— START Input records —

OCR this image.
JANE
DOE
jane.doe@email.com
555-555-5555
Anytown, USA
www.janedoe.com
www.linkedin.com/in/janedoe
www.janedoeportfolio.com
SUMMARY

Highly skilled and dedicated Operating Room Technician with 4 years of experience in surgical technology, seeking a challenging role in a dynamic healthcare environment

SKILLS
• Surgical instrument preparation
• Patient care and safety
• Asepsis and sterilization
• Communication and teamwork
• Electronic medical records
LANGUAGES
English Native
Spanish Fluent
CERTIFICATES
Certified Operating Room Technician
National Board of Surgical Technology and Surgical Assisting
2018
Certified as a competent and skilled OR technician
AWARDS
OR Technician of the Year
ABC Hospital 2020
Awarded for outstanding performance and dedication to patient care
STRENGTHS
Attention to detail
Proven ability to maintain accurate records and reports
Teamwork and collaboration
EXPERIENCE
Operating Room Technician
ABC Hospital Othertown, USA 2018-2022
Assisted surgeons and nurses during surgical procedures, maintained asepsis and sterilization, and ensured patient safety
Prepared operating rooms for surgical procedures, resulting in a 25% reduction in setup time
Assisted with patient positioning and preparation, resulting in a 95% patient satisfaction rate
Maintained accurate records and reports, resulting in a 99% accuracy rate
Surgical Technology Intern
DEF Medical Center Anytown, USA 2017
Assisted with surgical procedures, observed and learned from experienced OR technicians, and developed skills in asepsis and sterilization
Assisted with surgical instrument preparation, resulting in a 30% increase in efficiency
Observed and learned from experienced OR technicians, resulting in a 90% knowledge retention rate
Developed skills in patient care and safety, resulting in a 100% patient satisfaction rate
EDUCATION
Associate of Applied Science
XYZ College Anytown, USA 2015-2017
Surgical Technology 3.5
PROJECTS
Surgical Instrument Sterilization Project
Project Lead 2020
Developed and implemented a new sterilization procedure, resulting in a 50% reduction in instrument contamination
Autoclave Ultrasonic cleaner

— END Input records —

* _Exercise details_: State the number of lines in the preceding entries that include the word "skilled". Provide nothing else.

* _Solution for this task_: 2